GIVEN REQUEST: Rewrite the records from the line with "Give bounding boxes" to the line with "zoom-in-icon[interactable] xyxy=(360,114,374,128)", swapping "New Order" for "Place Order" and leaving everything else unchanged.

MATERIAL TO PROCESS:
··········

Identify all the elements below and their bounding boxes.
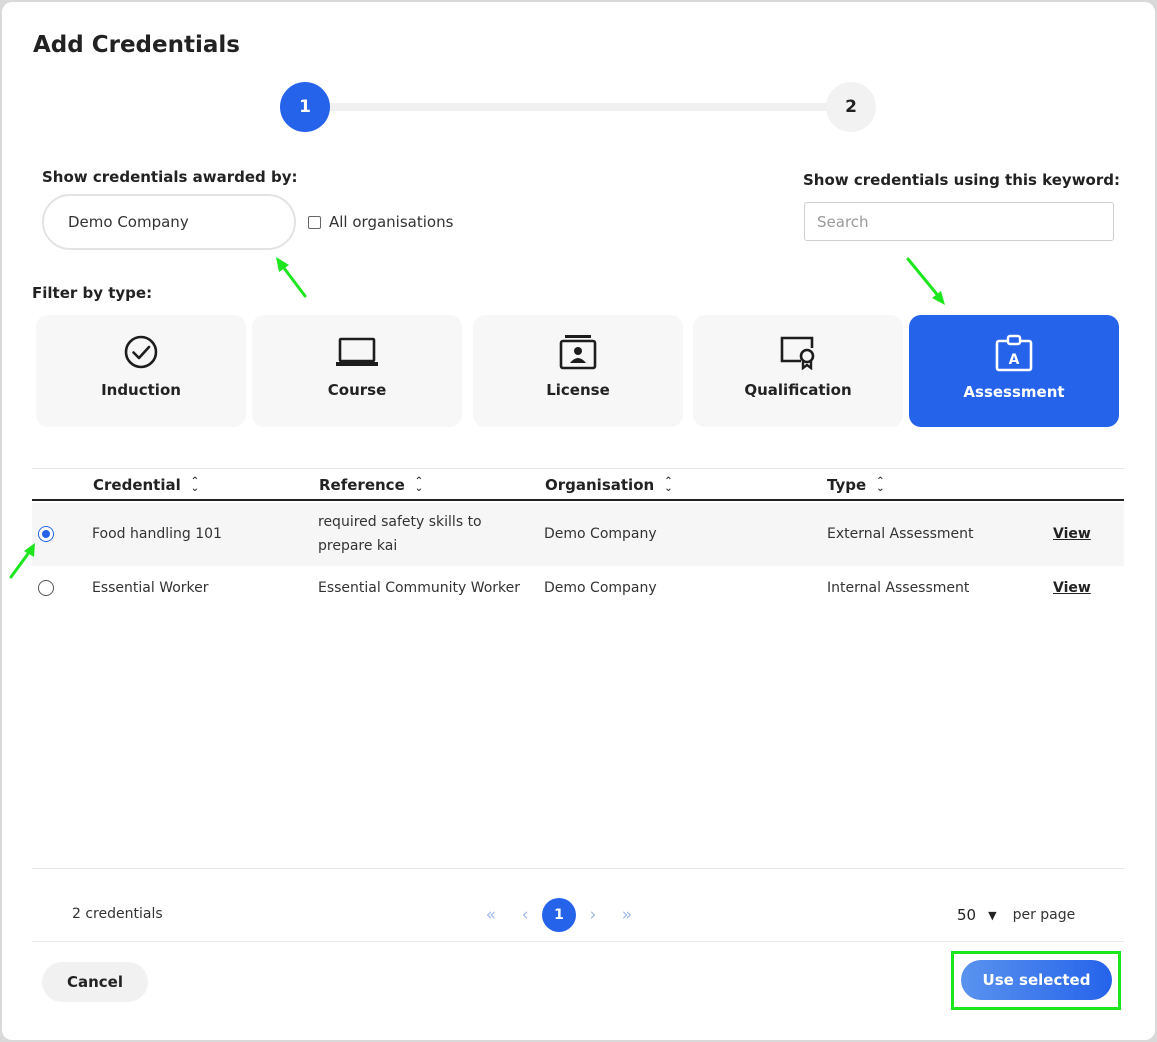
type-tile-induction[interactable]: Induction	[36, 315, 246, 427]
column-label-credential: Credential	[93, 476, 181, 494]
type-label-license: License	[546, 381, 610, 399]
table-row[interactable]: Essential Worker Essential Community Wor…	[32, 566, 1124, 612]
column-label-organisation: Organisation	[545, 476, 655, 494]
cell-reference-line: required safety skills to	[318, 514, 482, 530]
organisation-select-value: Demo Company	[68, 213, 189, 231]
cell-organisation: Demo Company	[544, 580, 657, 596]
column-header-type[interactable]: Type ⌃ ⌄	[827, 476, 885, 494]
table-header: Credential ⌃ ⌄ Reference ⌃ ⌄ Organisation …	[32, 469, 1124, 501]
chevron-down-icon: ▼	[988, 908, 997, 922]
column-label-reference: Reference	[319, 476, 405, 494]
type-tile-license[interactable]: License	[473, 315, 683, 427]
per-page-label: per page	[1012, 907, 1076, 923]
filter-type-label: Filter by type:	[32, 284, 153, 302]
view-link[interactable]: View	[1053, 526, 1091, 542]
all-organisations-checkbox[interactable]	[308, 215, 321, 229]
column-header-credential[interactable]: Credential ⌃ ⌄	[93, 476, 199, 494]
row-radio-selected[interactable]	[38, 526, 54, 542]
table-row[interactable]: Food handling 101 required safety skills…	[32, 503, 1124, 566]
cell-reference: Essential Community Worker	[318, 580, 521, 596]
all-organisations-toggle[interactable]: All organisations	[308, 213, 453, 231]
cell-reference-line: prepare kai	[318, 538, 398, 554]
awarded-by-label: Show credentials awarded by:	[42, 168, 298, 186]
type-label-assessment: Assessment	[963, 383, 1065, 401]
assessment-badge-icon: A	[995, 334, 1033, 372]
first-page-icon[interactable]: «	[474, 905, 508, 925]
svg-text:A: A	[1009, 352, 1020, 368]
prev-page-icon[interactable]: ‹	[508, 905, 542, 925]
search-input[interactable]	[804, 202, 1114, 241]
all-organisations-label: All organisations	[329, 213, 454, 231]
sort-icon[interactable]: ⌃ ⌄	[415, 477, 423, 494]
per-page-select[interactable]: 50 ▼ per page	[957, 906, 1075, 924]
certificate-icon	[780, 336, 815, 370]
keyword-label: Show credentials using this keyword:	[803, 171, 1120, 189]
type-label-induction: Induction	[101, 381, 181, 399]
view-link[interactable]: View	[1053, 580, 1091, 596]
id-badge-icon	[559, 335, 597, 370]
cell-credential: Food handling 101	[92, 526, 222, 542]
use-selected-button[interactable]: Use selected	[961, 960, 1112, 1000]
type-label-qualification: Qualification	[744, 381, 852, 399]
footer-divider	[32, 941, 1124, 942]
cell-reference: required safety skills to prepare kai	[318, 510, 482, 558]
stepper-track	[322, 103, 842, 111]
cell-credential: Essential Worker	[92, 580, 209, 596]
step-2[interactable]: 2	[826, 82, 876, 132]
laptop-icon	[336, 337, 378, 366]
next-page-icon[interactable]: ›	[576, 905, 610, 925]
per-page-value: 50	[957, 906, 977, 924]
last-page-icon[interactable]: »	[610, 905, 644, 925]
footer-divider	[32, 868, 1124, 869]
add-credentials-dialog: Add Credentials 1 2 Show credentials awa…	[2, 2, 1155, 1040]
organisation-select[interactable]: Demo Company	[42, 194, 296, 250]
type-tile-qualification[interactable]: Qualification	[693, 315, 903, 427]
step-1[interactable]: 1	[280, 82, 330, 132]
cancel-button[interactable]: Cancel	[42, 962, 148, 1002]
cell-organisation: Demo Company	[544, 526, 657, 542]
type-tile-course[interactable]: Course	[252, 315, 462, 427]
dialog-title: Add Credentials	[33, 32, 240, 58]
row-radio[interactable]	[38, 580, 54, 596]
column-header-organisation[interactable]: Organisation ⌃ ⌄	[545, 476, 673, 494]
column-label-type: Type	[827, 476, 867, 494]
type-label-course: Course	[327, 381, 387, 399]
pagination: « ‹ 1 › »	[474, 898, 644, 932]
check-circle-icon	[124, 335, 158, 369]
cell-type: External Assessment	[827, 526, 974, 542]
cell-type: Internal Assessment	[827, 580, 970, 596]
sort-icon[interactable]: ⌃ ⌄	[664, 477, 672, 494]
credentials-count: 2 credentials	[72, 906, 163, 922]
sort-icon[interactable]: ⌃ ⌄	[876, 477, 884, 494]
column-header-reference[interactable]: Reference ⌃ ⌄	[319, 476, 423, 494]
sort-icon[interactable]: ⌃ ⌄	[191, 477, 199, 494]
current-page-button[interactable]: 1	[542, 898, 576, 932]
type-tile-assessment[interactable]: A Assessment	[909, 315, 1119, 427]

··········

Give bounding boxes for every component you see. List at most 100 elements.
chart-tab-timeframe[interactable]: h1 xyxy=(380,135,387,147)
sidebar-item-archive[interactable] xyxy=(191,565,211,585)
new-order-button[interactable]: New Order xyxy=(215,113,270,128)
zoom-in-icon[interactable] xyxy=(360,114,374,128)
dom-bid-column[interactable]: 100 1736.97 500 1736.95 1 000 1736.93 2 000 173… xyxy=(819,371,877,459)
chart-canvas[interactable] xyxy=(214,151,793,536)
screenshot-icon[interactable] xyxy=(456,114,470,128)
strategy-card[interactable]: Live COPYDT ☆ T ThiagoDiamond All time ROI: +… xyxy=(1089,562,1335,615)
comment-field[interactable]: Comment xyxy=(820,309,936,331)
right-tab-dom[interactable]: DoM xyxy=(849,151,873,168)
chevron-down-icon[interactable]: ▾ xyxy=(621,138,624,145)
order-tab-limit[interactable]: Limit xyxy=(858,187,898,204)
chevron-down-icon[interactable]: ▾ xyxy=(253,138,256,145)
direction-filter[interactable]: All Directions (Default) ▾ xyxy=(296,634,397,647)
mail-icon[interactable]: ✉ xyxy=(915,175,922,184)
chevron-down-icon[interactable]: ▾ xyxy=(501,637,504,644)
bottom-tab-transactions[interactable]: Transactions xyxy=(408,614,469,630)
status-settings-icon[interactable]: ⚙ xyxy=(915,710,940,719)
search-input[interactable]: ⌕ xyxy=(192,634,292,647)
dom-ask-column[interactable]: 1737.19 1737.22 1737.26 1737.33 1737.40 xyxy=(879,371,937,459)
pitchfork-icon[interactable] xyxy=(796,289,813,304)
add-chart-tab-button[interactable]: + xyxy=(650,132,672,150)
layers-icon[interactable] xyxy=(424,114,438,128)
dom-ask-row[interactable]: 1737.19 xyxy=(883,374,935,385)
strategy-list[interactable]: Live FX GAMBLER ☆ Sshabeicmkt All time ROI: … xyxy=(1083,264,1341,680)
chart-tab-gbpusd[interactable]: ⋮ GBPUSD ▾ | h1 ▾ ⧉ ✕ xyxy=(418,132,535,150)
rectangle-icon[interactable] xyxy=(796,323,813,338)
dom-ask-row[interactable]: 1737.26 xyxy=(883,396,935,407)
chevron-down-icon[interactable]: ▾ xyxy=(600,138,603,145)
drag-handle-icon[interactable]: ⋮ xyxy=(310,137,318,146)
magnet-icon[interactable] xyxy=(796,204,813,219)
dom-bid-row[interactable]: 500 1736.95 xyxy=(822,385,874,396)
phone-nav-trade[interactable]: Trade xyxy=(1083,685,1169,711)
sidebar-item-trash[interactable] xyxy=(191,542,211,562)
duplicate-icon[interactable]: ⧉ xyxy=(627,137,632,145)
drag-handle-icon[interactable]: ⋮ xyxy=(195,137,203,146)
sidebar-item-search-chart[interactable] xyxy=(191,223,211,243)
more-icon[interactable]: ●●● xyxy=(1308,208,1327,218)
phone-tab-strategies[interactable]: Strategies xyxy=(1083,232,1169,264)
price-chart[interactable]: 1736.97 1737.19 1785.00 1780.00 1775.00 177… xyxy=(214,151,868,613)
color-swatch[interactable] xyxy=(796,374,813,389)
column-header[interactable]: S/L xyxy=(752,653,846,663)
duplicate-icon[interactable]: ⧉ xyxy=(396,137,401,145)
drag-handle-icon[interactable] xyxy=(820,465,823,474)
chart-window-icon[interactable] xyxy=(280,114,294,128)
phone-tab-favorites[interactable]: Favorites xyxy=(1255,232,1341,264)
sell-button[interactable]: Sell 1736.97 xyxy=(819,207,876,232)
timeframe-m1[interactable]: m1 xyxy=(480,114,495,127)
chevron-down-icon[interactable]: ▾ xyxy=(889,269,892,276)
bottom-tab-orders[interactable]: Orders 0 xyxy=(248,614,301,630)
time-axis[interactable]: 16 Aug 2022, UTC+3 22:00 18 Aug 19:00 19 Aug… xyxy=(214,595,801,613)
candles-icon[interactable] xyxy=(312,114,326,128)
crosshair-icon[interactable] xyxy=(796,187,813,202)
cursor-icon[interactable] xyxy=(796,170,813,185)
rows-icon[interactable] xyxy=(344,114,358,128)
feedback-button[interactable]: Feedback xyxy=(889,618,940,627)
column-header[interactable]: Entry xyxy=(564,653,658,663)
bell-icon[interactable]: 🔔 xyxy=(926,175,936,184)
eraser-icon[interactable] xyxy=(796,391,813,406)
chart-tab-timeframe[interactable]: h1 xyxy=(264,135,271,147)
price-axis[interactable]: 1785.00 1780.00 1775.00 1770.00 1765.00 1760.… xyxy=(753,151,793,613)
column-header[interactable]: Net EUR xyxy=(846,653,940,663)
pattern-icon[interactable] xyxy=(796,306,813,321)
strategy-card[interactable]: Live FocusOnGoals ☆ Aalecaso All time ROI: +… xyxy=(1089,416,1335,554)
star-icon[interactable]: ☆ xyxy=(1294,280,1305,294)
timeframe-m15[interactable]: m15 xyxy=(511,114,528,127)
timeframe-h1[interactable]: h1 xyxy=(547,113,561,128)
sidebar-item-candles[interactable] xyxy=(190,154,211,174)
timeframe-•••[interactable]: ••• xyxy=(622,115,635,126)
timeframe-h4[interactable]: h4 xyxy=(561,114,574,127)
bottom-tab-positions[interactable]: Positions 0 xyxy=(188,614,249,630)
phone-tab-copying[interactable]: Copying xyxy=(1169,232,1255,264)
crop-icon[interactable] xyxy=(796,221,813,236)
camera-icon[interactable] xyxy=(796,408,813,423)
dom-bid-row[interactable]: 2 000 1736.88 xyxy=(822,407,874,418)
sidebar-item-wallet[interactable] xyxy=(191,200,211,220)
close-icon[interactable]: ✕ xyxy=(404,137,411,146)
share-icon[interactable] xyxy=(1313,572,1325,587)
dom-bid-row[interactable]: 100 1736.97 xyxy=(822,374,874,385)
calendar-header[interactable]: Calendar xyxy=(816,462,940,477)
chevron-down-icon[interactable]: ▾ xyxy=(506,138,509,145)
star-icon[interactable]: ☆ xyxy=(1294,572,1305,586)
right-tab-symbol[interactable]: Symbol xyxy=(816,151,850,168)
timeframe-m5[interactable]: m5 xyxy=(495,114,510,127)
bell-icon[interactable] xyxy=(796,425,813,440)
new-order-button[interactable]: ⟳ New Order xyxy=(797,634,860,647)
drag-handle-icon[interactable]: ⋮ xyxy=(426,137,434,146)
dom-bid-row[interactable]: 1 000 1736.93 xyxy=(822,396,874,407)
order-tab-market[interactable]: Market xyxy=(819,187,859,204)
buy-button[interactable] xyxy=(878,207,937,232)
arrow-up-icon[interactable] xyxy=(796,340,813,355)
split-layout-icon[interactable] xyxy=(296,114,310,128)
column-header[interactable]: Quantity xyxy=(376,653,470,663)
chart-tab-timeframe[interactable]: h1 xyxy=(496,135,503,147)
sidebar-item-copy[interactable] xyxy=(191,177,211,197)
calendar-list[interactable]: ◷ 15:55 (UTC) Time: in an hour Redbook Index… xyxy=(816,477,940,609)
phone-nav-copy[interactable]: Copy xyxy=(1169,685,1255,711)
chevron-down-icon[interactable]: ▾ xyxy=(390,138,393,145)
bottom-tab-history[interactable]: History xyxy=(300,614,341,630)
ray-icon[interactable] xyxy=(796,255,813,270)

··········

ANSWER TO THE PROBLEM:
Give bounding boxes for every component you see. List at most 100 elements.
chart-tab-timeframe[interactable]: h1 xyxy=(380,135,387,147)
sidebar-item-archive[interactable] xyxy=(191,565,211,585)
new-order-button[interactable]: Place Order xyxy=(215,113,270,128)
zoom-in-icon[interactable] xyxy=(360,114,374,128)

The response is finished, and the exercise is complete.